▸ **Stated goal**
Select every line containing the word "name" from the material, and copy those lines.

▸ **Listing**
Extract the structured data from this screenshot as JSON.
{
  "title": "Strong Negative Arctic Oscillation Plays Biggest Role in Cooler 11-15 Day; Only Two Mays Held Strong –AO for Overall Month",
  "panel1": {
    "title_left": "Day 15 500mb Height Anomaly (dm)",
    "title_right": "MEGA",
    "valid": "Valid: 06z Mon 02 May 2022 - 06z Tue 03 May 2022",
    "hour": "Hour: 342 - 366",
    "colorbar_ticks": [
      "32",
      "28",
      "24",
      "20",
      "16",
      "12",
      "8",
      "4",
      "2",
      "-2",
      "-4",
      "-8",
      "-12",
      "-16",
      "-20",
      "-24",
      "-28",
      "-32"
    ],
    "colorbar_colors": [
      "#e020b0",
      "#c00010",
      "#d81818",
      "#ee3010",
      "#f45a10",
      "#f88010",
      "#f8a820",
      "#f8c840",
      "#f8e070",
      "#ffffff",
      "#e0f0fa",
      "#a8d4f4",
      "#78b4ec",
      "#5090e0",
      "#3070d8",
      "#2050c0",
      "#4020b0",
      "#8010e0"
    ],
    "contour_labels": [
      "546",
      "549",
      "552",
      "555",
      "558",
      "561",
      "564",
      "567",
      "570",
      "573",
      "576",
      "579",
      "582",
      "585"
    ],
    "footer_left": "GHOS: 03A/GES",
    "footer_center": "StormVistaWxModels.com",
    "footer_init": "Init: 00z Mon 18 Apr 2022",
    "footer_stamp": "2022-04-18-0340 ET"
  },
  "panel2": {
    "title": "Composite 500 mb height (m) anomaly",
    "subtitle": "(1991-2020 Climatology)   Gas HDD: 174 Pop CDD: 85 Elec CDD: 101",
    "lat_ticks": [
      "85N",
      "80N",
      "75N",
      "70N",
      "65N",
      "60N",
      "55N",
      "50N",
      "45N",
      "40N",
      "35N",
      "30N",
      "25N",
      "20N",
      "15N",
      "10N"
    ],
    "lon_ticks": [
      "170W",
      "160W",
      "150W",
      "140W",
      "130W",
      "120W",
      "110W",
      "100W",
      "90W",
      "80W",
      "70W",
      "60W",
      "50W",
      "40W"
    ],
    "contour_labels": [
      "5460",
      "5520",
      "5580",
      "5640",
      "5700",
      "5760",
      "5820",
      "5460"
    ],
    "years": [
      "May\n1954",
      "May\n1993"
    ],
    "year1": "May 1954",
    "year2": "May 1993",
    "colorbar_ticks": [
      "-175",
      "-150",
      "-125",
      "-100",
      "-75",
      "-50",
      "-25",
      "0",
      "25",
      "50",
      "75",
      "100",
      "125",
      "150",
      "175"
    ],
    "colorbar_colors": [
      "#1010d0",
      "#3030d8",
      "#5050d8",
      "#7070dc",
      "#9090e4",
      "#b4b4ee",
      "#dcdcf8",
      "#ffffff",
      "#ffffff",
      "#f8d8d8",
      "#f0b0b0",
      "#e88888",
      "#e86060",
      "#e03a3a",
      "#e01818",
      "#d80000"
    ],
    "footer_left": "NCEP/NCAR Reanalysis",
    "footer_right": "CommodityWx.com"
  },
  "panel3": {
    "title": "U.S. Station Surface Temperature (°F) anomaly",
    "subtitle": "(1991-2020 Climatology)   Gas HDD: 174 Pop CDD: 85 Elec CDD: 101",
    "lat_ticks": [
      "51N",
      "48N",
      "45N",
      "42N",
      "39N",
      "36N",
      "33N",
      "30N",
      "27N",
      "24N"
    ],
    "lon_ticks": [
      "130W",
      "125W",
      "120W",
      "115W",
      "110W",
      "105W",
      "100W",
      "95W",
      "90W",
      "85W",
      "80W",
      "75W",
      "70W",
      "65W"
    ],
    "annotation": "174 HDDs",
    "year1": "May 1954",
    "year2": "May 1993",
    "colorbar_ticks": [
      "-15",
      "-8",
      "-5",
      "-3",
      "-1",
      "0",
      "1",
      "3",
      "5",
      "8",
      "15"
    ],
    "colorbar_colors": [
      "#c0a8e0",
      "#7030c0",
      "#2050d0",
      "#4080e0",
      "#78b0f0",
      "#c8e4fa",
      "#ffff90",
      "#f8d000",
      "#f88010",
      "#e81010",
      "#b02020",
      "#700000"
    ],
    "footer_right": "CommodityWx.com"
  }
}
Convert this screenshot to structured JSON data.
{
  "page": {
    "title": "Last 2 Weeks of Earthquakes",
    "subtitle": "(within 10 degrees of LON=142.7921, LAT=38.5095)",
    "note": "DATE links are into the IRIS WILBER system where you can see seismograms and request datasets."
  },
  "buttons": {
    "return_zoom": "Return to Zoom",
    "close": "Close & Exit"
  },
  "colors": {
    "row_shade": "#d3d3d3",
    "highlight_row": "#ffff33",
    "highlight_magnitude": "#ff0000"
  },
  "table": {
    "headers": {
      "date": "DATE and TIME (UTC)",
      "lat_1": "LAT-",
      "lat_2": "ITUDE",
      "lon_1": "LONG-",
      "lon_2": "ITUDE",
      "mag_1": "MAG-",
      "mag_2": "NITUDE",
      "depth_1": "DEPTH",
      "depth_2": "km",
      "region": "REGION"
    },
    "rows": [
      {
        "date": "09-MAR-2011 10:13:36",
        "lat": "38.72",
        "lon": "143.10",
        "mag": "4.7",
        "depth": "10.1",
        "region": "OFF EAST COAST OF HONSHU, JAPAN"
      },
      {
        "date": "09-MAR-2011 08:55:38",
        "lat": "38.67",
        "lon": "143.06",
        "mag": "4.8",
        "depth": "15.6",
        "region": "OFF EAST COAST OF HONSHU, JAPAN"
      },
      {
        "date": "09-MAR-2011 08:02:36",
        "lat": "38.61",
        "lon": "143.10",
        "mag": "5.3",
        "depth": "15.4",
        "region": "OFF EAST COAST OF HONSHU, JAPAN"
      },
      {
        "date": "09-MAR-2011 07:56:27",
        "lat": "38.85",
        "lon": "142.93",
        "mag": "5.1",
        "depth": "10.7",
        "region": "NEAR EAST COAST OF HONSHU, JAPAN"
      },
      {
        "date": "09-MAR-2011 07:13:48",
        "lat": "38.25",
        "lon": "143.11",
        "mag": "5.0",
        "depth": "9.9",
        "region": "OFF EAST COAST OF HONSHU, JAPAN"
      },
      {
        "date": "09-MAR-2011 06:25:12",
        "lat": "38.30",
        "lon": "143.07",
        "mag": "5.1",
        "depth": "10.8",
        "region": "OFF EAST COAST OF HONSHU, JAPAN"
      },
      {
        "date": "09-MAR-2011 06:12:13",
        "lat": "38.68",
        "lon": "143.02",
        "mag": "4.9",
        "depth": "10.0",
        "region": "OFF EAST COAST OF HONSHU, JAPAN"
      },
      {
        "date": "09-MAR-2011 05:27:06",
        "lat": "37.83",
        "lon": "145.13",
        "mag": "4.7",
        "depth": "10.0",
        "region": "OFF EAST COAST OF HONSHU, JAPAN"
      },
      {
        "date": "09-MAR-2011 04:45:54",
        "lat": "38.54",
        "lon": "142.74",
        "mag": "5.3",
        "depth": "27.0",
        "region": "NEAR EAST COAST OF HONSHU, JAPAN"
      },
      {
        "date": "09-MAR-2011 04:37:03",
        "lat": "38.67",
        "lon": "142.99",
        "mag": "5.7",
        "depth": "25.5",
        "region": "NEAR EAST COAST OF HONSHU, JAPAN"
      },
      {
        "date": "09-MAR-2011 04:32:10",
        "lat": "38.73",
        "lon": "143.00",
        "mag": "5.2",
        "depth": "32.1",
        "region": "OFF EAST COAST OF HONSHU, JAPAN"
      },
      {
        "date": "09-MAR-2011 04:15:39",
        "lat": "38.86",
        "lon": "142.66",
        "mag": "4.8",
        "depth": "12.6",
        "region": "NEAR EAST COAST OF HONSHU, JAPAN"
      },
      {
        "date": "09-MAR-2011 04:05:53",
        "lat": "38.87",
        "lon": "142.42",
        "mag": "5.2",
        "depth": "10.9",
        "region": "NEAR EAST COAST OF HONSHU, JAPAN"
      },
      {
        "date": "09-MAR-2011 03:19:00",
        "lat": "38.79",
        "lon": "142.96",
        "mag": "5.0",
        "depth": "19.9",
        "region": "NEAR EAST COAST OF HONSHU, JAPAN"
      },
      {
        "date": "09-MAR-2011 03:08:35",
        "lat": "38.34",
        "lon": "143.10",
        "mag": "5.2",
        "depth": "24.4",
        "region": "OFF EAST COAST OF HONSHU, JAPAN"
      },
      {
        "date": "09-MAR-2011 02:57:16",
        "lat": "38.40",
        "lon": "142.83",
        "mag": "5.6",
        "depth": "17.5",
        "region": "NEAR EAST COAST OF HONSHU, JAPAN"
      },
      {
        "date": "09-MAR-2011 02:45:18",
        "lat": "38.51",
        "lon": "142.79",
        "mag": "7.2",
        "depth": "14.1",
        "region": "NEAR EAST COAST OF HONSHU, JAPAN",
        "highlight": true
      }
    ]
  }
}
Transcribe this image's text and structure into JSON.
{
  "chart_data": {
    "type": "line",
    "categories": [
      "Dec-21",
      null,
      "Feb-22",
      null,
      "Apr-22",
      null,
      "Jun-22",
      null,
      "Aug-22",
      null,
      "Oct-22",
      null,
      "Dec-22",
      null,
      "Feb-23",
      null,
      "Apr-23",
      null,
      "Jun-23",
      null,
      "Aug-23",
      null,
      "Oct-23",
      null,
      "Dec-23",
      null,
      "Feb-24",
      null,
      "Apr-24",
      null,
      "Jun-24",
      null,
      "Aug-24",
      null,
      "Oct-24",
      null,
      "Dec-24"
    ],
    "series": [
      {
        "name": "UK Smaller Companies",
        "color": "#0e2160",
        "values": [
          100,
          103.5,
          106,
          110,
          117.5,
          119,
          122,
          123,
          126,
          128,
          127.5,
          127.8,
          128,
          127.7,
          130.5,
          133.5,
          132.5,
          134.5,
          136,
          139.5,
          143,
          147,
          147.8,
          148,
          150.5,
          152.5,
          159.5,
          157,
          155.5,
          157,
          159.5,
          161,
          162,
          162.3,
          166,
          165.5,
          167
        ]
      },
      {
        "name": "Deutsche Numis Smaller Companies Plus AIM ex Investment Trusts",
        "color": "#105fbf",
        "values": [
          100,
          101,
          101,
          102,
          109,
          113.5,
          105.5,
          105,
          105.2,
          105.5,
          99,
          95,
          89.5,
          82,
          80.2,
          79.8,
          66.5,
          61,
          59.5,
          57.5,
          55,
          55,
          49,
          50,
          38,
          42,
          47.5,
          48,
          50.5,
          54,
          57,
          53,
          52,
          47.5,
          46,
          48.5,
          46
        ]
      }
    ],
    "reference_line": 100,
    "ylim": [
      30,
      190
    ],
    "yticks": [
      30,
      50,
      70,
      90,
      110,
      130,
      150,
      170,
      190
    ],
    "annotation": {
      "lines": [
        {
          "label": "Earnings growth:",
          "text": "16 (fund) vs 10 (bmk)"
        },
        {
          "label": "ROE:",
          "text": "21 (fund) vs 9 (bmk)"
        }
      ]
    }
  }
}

▸ **Answer in full**
        "name": "UK Smaller Companies",
        "name": "Deutsche Numis Smaller Companies Plus AIM ex Investment Trusts",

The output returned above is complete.